[Stored data entries]

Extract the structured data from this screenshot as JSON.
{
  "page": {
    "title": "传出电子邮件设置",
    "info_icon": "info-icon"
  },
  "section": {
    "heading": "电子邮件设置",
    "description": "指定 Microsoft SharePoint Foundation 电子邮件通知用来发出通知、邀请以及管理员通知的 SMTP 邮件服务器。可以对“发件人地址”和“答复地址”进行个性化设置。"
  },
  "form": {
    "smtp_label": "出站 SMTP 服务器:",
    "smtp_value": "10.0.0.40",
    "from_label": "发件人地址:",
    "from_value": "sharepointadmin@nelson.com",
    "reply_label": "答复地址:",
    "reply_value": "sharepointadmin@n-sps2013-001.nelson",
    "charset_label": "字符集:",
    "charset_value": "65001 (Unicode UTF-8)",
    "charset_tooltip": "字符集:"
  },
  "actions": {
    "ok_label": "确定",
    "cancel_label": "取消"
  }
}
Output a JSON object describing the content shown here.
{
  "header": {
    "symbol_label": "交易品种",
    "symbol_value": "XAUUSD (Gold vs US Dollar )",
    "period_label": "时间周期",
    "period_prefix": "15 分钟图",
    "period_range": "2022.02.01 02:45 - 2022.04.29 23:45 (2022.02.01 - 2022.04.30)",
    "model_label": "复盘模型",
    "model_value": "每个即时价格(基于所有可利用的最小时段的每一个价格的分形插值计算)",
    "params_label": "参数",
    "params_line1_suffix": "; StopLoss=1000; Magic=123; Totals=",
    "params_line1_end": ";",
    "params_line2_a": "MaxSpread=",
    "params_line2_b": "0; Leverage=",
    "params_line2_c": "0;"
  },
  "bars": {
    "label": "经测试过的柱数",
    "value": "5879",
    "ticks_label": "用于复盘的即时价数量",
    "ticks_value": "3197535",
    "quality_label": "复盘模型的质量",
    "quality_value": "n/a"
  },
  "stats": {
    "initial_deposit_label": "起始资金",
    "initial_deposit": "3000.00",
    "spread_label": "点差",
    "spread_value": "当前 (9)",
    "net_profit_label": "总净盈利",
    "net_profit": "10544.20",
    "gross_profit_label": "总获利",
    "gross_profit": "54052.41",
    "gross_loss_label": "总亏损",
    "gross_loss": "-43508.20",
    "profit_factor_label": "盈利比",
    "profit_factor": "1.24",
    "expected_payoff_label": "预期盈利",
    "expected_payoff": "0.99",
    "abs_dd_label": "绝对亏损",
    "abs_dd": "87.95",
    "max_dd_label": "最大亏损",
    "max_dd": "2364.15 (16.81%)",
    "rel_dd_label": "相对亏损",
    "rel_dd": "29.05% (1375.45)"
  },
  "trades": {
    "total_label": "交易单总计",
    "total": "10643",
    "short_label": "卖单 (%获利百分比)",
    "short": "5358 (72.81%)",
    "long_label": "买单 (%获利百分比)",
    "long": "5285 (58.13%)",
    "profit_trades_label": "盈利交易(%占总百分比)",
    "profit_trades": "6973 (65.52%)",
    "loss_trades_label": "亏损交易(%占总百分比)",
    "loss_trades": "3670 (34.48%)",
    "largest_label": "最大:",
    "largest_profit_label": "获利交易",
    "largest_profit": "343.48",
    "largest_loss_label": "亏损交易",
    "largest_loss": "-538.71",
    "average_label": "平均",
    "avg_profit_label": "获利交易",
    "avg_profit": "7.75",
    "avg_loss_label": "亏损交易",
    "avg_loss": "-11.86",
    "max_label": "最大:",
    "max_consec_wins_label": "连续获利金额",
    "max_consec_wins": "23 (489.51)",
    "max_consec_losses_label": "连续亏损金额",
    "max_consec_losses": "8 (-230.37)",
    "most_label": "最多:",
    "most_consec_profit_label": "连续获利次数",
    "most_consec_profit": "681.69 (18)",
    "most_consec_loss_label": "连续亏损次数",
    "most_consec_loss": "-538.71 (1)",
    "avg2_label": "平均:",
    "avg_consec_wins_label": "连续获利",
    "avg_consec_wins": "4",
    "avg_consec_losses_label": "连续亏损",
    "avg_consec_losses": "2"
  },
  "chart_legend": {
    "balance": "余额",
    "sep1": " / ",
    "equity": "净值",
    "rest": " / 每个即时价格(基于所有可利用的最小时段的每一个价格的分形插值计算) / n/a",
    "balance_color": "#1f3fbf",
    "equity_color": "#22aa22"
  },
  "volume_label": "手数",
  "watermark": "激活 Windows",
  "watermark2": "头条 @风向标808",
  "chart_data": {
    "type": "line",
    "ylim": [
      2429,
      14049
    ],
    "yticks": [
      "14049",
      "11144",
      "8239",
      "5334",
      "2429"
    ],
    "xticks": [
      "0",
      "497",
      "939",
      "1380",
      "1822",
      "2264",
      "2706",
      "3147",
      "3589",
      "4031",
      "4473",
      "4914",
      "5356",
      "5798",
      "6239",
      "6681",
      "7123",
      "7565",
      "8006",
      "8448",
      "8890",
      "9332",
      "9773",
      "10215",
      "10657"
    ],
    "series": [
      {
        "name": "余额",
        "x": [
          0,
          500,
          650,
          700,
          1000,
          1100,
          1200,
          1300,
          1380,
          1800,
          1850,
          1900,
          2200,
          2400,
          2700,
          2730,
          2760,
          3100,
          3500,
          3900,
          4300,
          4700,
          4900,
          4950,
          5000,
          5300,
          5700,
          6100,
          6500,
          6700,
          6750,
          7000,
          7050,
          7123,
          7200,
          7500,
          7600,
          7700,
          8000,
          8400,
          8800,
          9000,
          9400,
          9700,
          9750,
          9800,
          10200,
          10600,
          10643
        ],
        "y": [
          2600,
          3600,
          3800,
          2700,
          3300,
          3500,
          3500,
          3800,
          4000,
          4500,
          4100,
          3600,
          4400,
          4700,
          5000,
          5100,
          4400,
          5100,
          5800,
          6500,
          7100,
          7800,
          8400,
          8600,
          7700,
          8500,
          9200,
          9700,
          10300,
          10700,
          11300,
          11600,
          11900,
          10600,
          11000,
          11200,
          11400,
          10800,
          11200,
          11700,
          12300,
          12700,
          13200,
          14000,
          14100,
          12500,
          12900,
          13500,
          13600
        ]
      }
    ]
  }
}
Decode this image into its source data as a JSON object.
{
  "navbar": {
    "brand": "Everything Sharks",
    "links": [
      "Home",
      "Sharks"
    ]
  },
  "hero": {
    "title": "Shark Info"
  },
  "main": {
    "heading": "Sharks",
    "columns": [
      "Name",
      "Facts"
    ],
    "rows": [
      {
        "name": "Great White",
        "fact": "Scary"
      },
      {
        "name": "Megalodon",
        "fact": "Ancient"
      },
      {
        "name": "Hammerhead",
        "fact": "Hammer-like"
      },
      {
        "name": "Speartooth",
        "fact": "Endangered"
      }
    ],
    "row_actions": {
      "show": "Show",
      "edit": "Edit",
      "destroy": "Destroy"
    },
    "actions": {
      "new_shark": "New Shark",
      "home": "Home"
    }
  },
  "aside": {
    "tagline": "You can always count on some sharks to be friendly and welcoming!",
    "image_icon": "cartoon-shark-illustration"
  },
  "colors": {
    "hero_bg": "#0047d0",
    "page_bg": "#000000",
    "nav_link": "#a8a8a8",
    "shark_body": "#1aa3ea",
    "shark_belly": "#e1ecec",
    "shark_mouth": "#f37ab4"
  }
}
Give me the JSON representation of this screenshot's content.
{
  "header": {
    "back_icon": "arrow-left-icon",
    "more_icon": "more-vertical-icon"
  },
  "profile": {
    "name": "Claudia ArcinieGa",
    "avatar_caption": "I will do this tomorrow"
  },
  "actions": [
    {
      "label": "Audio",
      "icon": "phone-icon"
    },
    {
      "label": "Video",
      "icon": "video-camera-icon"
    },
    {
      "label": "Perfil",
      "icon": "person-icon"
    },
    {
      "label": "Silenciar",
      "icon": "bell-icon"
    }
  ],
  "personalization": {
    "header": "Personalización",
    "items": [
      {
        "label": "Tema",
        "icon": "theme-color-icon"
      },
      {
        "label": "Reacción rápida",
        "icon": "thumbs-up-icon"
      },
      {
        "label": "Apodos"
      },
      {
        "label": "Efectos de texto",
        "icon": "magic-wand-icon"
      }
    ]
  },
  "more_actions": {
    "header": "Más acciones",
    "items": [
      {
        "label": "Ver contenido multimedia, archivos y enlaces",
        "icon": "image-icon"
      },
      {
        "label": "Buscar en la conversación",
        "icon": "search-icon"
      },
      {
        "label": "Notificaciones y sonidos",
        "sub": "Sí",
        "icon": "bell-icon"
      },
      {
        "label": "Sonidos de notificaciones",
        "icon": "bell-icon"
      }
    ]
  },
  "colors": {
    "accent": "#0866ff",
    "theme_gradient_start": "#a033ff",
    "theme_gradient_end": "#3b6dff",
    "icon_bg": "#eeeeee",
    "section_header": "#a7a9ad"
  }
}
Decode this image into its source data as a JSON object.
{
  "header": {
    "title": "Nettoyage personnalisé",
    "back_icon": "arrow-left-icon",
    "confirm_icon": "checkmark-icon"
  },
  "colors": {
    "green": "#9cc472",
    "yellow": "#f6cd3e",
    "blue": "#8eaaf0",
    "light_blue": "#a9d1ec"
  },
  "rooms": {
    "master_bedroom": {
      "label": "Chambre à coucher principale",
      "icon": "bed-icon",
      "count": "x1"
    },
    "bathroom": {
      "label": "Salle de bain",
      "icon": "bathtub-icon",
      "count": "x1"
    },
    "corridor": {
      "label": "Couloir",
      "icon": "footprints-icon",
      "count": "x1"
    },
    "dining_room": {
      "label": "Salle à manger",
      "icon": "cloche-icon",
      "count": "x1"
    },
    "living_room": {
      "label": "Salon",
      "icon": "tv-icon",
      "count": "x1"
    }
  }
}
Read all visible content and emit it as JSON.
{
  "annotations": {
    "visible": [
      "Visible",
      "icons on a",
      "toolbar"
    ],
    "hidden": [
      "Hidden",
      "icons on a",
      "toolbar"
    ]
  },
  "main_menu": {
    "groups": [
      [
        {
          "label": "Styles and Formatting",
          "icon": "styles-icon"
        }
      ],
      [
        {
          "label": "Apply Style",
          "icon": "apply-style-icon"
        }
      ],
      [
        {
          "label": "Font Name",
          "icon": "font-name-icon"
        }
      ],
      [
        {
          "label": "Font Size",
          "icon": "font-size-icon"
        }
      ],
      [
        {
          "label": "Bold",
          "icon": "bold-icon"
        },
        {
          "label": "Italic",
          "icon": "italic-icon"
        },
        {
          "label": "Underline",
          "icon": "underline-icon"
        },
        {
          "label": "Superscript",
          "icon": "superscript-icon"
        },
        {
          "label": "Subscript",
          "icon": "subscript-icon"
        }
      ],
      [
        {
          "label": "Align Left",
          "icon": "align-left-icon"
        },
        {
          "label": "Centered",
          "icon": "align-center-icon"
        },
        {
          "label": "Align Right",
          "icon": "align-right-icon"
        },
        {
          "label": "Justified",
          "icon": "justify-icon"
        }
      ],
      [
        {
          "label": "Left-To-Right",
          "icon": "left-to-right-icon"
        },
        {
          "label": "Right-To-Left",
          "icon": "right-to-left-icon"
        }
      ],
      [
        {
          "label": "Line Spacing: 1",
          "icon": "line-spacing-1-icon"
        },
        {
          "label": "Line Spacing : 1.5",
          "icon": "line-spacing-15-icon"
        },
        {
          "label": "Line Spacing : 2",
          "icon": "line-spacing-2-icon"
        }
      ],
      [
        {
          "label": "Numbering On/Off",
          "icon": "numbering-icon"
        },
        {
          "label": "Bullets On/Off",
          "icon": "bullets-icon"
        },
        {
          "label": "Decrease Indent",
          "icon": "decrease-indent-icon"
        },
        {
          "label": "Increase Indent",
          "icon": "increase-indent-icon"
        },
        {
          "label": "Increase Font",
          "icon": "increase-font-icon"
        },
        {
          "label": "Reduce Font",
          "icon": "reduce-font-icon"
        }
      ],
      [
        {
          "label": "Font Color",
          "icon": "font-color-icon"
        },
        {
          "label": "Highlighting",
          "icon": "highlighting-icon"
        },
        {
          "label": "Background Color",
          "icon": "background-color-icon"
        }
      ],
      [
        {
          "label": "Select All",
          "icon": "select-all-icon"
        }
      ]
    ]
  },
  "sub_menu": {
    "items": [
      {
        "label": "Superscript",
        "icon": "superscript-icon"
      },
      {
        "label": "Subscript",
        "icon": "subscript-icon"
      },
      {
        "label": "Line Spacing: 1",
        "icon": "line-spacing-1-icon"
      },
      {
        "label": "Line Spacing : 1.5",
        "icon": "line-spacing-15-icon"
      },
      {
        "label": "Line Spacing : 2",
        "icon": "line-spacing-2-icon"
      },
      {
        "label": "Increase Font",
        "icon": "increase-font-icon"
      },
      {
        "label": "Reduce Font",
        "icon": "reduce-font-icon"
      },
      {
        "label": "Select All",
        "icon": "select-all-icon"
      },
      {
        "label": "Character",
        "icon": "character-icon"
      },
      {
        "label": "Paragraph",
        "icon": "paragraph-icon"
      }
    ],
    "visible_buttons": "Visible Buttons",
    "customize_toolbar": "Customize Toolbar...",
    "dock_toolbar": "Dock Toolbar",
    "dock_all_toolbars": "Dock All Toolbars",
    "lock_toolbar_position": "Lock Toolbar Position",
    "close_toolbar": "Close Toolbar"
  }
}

• AIM: Pick every line with "获利百分比" in it and copy it.

• TASK SOLUTION:
    "short_label": "卖单 (%获利百分比)",
    "long_label": "买单 (%获利百分比)",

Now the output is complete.